Task description » Using the data below, copy each line that includes the word "Conclusions".

Material provided »
[Start]

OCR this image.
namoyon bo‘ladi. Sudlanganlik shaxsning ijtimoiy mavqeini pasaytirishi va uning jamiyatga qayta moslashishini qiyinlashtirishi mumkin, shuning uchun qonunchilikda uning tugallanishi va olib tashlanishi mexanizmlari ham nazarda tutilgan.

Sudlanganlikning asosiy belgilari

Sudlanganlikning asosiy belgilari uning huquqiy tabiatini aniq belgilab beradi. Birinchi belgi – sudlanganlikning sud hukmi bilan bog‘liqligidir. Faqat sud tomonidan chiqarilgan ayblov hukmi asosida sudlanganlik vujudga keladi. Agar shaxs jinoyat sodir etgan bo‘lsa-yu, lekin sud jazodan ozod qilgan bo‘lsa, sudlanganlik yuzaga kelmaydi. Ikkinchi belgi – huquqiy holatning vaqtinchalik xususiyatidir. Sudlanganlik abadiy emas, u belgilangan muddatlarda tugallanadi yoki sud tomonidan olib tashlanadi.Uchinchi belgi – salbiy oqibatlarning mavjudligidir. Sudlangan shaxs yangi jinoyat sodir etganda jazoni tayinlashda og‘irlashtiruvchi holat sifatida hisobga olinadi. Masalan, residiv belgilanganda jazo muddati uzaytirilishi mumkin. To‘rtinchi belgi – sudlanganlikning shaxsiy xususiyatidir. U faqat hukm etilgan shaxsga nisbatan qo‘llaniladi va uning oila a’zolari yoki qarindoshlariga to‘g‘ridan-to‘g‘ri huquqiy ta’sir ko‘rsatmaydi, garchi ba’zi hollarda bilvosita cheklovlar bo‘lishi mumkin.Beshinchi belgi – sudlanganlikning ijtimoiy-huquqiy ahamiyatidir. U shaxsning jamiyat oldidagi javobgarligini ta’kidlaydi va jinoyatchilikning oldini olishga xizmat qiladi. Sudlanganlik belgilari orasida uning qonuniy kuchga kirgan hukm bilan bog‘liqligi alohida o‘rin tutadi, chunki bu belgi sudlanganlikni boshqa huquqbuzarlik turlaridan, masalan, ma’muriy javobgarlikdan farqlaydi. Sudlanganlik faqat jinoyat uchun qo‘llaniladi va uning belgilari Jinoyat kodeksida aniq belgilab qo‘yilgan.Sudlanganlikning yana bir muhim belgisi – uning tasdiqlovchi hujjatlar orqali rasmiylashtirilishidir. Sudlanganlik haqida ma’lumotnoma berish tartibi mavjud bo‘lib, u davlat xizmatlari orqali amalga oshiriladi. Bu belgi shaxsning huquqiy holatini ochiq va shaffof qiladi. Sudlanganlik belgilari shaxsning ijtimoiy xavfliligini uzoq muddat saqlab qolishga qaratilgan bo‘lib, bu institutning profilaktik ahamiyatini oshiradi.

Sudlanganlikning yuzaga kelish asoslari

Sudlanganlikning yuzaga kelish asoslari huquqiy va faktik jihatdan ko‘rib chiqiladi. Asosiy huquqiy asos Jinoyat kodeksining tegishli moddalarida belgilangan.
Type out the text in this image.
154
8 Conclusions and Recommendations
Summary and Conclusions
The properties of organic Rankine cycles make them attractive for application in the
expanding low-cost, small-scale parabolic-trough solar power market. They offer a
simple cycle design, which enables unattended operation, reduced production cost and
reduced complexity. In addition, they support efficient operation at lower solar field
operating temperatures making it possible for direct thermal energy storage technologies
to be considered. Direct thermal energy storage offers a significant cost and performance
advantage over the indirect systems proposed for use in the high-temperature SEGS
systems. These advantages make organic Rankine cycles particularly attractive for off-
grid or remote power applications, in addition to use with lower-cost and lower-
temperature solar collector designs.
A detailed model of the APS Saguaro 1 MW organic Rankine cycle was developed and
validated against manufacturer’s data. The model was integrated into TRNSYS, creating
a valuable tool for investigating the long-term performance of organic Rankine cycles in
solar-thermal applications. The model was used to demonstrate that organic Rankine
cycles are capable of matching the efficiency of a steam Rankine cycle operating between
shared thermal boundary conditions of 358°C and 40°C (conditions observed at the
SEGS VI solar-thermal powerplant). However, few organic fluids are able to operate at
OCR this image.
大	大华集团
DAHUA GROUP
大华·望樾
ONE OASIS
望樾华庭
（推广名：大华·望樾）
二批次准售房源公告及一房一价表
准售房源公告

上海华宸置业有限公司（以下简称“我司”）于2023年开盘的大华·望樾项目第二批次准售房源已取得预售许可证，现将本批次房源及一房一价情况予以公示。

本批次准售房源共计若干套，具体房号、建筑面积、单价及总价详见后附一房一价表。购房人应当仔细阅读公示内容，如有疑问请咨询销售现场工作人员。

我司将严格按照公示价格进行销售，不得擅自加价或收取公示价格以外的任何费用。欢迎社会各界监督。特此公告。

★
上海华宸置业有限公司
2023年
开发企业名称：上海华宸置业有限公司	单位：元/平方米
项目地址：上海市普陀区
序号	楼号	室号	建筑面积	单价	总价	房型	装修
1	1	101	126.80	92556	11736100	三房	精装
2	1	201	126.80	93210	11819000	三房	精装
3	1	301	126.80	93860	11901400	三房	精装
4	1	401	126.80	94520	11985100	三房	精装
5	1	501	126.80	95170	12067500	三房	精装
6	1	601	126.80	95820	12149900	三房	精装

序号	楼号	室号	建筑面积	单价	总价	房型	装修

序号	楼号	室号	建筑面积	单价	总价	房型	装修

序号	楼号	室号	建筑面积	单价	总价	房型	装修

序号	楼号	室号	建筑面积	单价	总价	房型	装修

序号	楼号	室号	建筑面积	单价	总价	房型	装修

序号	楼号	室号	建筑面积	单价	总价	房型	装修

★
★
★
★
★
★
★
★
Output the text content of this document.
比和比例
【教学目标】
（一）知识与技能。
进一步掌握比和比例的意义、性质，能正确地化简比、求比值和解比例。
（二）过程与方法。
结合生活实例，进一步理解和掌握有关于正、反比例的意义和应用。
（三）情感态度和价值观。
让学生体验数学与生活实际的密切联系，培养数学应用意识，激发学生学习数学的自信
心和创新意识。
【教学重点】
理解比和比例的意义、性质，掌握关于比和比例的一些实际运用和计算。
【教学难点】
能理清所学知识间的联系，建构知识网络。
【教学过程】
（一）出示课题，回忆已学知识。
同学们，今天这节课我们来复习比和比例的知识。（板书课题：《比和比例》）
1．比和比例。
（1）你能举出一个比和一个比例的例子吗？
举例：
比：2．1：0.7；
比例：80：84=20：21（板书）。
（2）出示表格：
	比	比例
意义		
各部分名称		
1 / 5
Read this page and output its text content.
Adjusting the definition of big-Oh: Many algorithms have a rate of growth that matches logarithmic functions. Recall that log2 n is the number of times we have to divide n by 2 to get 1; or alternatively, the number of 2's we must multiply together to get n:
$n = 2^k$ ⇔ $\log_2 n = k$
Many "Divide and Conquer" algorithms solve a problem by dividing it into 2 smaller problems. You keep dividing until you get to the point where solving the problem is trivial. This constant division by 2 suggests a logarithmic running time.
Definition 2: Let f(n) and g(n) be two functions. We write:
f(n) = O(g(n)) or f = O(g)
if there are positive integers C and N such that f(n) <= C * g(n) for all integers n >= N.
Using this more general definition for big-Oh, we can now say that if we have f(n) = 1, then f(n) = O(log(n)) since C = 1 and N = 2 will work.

[End]

Exercise result »
8 Conclusions and Recommendations
Summary and Conclusions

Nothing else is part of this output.